## Requirements
Using the material below, copy every line where "this" appears.

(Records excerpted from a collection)

◇ ◇ ◇ ◇ ◇

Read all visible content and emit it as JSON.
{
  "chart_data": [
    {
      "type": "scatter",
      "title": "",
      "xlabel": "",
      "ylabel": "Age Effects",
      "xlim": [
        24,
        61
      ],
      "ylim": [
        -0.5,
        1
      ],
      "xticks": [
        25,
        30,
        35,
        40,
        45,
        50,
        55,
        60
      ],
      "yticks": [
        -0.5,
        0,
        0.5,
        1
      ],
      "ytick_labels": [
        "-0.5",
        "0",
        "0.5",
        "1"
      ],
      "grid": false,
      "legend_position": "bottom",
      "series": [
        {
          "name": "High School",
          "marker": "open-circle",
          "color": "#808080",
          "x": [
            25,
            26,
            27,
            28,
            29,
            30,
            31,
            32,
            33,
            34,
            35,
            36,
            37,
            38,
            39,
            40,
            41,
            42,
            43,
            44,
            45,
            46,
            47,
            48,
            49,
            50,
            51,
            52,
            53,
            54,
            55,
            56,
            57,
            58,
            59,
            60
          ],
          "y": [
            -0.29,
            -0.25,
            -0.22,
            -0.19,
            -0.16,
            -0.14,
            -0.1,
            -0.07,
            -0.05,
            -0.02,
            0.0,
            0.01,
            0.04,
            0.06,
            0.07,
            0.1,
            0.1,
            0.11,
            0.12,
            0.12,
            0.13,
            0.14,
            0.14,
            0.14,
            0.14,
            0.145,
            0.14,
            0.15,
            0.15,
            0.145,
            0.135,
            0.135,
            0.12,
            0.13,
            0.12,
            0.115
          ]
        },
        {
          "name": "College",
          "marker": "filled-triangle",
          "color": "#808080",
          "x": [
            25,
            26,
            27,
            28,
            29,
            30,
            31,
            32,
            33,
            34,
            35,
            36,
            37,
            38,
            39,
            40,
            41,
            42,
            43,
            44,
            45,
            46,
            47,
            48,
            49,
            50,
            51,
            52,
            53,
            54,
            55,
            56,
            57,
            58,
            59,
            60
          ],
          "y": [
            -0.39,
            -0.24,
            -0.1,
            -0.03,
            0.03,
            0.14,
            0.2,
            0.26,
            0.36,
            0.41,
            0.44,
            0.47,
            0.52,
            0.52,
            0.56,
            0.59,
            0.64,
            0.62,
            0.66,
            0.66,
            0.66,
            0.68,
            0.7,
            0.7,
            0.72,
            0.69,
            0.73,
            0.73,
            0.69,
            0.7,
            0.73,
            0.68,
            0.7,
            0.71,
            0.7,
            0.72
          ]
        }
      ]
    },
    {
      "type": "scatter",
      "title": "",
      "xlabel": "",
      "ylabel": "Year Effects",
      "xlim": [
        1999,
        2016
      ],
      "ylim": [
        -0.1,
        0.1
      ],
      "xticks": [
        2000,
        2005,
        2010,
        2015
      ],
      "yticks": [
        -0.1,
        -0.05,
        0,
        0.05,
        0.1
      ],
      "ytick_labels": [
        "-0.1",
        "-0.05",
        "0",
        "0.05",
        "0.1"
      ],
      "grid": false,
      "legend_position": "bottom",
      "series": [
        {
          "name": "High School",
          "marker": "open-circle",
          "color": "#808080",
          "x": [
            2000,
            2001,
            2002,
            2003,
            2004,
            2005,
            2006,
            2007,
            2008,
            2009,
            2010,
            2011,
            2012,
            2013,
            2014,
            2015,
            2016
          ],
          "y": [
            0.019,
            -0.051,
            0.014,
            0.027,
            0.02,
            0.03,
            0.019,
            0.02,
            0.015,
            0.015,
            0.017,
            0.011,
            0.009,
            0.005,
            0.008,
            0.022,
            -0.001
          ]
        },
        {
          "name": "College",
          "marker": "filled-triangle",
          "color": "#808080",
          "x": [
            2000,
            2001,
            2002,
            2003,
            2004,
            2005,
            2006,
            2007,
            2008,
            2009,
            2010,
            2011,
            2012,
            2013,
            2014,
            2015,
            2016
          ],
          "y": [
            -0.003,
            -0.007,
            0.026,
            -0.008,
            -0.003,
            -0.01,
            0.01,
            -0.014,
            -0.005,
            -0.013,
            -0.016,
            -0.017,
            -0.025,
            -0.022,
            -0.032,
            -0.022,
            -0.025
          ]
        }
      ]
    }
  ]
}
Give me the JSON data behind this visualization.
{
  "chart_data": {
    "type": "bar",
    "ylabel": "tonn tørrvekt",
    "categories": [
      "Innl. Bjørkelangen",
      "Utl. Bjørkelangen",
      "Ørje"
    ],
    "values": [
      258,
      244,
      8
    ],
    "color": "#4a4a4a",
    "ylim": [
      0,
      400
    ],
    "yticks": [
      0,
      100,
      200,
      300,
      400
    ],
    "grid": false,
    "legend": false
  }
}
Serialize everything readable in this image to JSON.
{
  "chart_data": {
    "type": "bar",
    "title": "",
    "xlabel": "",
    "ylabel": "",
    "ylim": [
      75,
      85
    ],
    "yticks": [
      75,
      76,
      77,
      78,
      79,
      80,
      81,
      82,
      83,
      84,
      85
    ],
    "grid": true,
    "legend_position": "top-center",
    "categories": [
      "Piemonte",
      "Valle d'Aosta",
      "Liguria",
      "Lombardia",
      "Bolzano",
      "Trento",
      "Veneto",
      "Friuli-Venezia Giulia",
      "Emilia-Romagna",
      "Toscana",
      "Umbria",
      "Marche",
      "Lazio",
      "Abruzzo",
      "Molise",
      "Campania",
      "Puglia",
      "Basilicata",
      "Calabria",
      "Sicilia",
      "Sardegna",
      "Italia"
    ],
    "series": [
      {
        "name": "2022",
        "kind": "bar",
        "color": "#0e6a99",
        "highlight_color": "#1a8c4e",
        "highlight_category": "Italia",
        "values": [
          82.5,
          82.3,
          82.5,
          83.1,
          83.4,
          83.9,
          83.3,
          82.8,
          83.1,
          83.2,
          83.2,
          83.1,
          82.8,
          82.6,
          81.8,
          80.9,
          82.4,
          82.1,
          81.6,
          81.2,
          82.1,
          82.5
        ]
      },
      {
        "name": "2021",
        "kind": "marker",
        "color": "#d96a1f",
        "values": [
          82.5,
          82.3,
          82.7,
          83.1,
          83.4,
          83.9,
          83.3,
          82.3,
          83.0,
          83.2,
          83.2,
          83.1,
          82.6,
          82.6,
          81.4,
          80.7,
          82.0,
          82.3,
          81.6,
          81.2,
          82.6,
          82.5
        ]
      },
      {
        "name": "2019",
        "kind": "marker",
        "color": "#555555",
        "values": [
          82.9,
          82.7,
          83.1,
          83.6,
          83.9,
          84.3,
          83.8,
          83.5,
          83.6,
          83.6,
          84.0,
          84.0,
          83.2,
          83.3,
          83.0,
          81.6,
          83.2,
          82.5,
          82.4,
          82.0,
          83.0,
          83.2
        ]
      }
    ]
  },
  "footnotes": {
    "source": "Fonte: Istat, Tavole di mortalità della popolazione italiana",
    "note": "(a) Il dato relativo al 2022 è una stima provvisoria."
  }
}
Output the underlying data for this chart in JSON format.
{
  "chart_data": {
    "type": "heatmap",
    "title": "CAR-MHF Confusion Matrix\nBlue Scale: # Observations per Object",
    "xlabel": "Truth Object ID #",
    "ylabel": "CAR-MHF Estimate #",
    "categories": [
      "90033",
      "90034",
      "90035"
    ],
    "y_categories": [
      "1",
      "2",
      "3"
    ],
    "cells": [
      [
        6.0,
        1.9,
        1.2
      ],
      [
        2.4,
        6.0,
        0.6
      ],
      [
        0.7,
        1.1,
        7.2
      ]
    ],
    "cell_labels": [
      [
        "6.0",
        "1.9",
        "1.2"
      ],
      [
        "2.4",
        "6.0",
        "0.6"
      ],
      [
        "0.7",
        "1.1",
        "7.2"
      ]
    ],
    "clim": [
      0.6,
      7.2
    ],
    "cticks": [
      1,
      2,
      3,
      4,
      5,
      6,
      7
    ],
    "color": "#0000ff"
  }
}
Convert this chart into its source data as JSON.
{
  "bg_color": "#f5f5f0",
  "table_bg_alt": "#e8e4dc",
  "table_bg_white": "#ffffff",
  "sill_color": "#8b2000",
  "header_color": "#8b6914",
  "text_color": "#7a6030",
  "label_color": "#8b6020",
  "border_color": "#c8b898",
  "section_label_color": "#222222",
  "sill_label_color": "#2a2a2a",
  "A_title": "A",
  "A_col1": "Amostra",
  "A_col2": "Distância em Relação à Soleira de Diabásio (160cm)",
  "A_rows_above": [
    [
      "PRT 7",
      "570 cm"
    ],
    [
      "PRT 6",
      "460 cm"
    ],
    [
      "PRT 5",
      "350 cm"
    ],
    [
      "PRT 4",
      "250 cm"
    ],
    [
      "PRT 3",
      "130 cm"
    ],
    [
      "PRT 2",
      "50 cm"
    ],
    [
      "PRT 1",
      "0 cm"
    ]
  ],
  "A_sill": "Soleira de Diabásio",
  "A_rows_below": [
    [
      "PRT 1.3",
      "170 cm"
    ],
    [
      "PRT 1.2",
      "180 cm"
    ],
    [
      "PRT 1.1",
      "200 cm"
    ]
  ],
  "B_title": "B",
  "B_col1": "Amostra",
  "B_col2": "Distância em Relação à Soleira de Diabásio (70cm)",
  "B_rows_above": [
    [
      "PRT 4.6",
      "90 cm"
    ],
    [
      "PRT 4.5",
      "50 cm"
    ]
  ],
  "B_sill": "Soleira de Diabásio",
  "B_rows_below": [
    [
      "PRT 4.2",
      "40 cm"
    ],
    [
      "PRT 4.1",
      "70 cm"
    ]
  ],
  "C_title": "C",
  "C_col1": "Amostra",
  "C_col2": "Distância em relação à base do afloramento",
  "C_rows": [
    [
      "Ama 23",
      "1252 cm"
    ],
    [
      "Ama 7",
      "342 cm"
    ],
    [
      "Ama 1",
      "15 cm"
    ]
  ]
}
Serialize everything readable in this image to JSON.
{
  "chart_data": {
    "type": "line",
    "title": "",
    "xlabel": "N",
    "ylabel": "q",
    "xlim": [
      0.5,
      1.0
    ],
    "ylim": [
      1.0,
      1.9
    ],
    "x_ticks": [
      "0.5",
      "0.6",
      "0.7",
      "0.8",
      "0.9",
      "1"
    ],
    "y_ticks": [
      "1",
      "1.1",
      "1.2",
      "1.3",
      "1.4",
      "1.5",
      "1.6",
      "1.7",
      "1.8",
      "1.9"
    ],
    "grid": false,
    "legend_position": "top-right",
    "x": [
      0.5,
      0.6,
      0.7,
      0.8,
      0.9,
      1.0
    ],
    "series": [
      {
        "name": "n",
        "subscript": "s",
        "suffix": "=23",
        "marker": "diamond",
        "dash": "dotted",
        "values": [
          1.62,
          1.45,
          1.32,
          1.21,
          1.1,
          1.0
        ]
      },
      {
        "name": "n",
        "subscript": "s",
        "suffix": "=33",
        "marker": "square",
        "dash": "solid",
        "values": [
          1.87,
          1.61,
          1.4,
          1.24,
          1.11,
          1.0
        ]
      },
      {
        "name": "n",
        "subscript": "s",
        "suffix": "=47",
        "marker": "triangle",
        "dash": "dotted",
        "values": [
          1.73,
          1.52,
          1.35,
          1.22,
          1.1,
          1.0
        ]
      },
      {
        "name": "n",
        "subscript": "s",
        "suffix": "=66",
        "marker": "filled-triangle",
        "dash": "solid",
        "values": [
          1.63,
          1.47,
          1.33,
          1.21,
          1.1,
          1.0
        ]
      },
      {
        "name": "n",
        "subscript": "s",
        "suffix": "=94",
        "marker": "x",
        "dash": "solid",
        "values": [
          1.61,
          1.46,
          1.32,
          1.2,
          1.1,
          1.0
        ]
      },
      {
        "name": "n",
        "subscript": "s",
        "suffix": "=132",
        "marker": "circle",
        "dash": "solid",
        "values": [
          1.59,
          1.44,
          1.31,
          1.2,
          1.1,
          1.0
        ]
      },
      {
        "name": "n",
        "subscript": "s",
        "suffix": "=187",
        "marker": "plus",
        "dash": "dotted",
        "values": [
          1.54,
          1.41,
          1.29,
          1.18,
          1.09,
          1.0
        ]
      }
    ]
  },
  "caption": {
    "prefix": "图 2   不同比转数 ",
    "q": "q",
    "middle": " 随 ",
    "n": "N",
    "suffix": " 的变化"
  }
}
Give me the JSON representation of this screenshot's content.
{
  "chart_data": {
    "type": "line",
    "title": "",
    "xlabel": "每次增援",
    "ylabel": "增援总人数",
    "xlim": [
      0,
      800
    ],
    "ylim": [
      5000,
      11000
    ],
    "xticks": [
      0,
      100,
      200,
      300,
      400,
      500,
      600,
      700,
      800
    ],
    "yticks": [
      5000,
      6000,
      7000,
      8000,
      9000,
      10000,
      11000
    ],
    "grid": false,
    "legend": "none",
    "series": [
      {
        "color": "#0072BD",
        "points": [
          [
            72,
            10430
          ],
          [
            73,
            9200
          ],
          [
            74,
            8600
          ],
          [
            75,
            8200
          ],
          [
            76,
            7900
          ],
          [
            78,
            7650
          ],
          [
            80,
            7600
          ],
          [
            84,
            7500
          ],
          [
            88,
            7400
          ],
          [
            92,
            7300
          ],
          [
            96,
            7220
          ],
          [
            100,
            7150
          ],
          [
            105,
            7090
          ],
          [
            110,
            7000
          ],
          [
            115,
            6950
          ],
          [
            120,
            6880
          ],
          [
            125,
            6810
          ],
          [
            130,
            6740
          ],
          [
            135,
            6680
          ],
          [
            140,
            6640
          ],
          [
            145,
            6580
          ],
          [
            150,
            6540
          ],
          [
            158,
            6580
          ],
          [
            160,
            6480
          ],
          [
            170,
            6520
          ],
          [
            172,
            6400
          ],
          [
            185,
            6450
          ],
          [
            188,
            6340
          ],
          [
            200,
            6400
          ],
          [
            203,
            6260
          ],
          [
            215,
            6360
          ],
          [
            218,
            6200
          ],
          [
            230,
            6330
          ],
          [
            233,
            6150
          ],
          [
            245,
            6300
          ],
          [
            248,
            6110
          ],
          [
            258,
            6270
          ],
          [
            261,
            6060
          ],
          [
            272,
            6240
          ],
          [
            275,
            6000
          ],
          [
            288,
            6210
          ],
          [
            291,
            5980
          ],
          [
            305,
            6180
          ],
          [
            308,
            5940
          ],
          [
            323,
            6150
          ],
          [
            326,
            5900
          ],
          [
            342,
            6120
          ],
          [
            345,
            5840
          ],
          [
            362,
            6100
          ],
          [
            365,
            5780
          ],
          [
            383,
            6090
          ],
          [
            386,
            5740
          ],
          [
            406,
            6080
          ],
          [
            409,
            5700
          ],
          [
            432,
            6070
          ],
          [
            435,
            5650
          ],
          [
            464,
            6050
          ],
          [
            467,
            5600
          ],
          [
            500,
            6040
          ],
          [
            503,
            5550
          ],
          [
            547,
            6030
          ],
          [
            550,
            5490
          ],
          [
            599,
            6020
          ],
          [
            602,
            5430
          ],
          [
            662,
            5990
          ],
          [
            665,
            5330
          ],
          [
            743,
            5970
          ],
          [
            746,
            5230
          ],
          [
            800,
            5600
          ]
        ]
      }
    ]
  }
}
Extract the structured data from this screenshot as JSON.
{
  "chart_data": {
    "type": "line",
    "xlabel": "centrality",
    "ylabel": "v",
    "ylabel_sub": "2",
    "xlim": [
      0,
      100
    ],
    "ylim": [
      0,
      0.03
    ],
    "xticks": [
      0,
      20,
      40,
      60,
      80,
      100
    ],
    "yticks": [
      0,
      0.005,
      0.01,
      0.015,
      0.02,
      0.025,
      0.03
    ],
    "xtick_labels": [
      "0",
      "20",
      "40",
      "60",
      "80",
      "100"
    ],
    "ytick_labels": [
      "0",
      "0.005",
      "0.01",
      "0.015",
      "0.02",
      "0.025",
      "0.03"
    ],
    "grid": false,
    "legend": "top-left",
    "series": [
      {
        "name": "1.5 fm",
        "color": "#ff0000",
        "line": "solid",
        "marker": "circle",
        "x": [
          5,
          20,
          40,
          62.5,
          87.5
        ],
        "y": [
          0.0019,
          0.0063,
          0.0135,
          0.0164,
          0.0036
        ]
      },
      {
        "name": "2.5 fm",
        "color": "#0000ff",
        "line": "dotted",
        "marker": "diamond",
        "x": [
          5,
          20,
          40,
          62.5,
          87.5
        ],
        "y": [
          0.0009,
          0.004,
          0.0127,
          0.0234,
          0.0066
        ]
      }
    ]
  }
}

◇ ◇ ◇ ◇ ◇

## Answer to the exercise
Give me the JSON data behind this visualization.
Serialize everything readable in this image to JSON.
Output the underlying data for this chart in JSON format.
Convert this chart into its source data as JSON.
Serialize everything readable in this image to JSON.
Give me the JSON representation of this screenshot's content.
Extract the structured data from this screenshot as JSON.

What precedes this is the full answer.